> **Texte présenté**:
○ ○ ○ ○ ○
"Kidnappeur de places"


Libé
Mercredi 1 Août 2012

"Kidnappeur de places"
Kidnappeur de places (ou auto-emploi) Je l’ai rencontré ce matin, sur mon chemin, à quelques centaines de pas de chez moi. Grand, massif, moustachu et debout. A héler ! Non, il n’est pas poissonnier de son état, pas plus qu’un vendeur à la sauvette. Lui, a un métier, entre les mains et si l’on croit la file qui s’allonge, il a beaucoup d’avenir. Lui, c’est, selon la formule usagée « un kidnappeur ». Il ne kidnappe pas les personnes, heureusement. Il vivote en «kidnappant » des places.
En somme, un transporteur clandestin. Il opère dans une clandestinité affichée, à cheval entre les clins d’œil qu’il adresse d’une façon espiègle à ceux qui lui demandent pourquoi il n’opère pas dans la légalité et en se cachant, au frais de mille et un détours, pour éviter ceux, qui sont payés pour entraver son travail. Car il a des bouches à nourrir, des roues à entretenir, un moteur qui s’enraye et des amortisseurs qui manifestent leur agonie au moindre soubresaut.
Mais qui est-il ? Et pourquoi pas qui est-elle ? Car j’en ai croisé, une, une fois, avec un look passe partout, plutôt jeune, tendant la main pour réceptionner les billets et tenant de l’autre le volant. Le kidnapping est unisexe, barbu ou glabre, vieux ou jeune, prônant l’auto-emploi ou s’affichant affranchi de tout. Mais pas de tous. Car derrière tout kidnappeur, s’érige la face crispée du courtier, qui à force de cris, de grimaces, ameute, déplace, indique, oriente. Bref, le parfait portrait de l’homme qui s’auto - emploie.
○ ○ ○ ○ ○
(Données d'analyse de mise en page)
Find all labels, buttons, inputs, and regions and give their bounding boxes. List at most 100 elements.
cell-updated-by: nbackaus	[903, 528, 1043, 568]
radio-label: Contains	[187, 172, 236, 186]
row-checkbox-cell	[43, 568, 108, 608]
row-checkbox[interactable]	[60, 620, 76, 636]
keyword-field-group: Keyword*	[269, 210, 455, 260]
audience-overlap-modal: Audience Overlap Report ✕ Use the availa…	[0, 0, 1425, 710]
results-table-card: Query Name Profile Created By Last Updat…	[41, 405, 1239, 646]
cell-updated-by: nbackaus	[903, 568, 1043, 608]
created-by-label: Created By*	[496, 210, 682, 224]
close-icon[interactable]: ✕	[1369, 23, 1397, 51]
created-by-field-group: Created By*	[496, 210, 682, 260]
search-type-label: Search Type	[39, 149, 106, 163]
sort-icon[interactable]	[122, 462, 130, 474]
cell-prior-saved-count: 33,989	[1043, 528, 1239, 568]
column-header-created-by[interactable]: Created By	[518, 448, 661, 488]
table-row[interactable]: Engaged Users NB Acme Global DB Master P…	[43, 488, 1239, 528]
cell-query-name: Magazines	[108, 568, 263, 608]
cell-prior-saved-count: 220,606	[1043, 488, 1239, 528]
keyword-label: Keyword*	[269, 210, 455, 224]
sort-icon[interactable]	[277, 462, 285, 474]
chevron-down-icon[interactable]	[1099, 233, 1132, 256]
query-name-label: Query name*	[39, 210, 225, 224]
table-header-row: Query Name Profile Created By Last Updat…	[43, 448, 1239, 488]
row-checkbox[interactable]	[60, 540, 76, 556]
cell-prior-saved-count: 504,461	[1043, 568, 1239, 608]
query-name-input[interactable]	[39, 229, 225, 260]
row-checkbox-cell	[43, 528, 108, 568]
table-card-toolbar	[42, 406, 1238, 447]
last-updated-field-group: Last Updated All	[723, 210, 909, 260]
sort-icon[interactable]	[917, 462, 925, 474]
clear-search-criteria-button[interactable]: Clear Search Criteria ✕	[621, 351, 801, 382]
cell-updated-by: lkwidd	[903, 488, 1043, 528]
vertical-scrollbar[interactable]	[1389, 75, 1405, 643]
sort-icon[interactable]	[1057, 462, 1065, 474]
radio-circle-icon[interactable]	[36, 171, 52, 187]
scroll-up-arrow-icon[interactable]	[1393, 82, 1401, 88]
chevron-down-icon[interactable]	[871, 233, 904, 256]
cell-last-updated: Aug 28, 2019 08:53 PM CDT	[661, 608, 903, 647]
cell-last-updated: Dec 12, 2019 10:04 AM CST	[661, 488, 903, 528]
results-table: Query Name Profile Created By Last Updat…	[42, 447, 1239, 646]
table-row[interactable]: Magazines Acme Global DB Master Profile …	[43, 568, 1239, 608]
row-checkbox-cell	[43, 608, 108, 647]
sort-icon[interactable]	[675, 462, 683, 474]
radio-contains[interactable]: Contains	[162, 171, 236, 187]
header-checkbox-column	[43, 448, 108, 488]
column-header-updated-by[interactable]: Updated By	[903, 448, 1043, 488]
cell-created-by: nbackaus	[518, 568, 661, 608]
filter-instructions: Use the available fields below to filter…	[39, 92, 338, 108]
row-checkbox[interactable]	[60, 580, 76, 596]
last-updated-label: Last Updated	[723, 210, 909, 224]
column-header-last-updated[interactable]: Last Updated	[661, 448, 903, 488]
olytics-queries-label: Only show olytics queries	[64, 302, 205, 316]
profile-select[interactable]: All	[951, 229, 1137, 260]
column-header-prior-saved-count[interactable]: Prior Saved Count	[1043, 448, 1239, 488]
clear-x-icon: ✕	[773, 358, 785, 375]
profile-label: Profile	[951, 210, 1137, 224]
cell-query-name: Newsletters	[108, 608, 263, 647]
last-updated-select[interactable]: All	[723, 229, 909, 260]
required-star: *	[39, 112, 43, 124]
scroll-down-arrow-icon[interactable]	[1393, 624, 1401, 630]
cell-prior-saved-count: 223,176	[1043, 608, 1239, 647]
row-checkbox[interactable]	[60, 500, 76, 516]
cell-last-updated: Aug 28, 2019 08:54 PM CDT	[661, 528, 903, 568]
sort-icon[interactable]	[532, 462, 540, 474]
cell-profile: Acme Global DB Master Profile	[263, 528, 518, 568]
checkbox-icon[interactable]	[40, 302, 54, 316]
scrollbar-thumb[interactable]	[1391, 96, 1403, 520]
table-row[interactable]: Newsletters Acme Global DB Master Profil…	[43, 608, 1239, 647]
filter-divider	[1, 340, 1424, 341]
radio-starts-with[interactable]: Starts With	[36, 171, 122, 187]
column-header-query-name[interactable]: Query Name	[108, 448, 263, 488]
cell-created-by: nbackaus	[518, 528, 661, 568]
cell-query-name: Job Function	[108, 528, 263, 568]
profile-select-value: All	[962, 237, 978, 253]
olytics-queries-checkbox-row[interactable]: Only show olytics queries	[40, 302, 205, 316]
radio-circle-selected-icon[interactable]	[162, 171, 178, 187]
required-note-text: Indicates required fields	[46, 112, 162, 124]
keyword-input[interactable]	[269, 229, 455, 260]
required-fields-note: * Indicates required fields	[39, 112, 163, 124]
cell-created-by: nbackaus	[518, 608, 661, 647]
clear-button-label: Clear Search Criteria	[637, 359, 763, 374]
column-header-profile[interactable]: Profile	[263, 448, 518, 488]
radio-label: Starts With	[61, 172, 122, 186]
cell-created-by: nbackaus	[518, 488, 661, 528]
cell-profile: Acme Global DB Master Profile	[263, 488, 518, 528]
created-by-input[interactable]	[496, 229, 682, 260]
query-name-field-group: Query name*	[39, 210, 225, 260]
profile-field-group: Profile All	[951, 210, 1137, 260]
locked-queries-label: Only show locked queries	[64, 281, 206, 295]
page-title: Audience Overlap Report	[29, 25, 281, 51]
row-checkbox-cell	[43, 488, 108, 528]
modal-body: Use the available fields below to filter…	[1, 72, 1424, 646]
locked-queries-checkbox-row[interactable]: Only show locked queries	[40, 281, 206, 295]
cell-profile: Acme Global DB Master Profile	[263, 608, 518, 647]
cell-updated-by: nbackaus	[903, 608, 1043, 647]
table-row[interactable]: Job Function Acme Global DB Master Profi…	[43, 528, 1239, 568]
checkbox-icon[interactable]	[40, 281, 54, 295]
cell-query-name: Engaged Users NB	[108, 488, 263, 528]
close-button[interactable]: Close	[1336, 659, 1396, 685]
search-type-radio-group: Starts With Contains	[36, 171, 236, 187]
○ ○ ○ ○ ○
> **Tâches à réaliser**:
(1) Extrayez du texte sur le kidnappeur de places le passage qui commence à « Mais qui est-il ? » et se termine à « s’auto - emploie. ».
(2) Dans le texte sur le kidnappeur de places, relevez tous les verbes qui décrivent ce que fait le courtier.
Les lignes forment un matériau distinct du texte sur le kidnappeur de places.

> **Solutions des tâches**:
(1)
Mais qui est-il ? Et pourquoi pas qui est-elle ? Car j’en ai croisé, une, une fois, avec un look passe partout, plutôt jeune, tendant la main pour réceptionner les billets et tenant de l’autre le volant. Le kidnapping est unisexe, barbu ou glabre, vieux ou jeune, prônant l’auto-emploi ou s’affichant affranchi de tout. Mais pas de tous. Car derrière tout kidnappeur, s’érige la face crispée du courtier, qui à force de cris, de grimaces, ameute, déplace, indique, oriente. Bref, le parfait portrait de l’homme qui s’auto - emploie.

(2) ameute, déplace, indique, oriente